RECORDS SHOWN:
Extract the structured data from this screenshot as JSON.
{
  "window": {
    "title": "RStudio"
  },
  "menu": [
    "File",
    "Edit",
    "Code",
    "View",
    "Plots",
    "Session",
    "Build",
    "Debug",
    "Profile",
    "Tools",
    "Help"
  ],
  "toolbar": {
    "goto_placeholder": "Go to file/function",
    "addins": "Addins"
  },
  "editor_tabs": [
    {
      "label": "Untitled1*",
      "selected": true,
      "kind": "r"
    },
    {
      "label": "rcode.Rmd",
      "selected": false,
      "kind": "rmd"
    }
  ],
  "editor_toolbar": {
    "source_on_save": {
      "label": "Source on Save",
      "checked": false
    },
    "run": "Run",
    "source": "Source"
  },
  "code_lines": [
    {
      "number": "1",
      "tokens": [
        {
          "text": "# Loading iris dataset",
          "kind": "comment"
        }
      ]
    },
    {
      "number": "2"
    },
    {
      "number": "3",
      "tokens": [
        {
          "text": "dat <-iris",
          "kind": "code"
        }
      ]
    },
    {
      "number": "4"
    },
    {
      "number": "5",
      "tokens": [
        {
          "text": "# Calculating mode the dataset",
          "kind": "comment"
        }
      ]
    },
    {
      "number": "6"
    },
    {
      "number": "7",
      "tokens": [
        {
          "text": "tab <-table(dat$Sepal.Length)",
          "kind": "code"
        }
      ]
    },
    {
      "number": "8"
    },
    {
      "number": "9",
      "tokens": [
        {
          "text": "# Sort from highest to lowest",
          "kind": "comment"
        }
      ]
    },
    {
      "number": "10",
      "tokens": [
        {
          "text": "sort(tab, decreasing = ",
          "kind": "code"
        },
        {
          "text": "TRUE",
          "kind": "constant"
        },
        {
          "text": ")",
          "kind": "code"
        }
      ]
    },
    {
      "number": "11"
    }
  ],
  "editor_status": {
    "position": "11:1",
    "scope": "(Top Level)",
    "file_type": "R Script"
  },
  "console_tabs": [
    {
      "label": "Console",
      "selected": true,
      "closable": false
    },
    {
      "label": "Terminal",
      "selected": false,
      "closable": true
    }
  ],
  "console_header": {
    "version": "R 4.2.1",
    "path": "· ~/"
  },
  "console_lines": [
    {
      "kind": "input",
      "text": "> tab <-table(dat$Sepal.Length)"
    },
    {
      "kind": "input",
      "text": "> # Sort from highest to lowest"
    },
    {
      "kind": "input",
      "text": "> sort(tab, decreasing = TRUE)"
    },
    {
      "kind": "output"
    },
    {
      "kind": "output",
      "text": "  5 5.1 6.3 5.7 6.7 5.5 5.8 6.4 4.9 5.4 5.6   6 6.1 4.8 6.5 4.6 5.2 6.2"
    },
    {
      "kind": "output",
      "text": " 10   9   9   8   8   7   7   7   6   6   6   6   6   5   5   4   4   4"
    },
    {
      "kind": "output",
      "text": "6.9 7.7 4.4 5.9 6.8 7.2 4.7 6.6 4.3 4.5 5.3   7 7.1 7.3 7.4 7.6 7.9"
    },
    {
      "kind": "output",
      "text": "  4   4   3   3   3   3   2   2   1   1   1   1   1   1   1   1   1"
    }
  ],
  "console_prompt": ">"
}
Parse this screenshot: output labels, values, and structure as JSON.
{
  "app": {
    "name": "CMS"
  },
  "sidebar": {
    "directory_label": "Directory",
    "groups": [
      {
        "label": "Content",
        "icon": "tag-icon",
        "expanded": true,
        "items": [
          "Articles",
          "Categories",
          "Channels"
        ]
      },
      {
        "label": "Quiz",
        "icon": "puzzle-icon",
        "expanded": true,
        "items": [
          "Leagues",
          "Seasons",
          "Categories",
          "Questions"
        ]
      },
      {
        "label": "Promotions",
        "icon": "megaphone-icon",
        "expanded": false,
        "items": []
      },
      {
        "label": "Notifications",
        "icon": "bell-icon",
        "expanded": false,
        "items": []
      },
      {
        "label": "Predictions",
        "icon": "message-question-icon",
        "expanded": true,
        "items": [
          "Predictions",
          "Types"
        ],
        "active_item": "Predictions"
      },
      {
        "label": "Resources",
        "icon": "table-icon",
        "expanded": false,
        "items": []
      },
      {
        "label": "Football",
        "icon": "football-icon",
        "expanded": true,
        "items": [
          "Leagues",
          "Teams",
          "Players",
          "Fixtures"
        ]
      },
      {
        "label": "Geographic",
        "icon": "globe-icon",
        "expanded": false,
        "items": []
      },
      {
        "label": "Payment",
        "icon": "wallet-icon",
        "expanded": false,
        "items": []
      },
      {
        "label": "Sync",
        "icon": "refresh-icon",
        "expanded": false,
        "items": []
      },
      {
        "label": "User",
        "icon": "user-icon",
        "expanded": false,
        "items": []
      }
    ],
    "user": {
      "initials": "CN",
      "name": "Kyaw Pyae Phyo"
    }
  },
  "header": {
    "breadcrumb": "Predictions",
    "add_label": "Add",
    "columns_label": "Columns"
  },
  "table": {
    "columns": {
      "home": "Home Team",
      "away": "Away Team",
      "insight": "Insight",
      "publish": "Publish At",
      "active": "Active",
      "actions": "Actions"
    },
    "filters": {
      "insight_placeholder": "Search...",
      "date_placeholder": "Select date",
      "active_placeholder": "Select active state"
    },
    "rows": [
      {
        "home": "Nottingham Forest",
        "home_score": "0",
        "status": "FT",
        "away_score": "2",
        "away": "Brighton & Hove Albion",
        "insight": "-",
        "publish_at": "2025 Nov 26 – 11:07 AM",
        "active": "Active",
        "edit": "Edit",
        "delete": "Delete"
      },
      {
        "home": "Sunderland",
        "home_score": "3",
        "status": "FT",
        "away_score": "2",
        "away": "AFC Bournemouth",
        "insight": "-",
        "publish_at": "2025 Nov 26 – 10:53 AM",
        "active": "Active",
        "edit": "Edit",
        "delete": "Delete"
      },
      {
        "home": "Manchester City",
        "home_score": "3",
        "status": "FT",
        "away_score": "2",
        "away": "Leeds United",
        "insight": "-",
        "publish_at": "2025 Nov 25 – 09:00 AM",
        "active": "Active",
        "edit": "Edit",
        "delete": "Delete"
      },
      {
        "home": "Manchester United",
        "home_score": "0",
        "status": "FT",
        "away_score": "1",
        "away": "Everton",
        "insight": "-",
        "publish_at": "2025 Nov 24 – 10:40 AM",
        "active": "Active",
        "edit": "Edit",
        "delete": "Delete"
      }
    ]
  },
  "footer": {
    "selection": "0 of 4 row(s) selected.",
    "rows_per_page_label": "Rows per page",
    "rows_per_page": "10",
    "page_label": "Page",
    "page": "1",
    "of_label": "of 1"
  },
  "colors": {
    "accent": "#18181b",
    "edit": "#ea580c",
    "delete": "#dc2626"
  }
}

WHAT THE TASK ASKS:
Identify the lines that contain the string "icon", and copy every one of them.

RESULT:
        "icon": "tag-icon",
        "icon": "puzzle-icon",
        "icon": "megaphone-icon",
        "icon": "bell-icon",
        "icon": "message-question-icon",
        "icon": "table-icon",
        "icon": "football-icon",
        "icon": "globe-icon",
        "icon": "wallet-icon",
        "icon": "refresh-icon",
        "icon": "user-icon",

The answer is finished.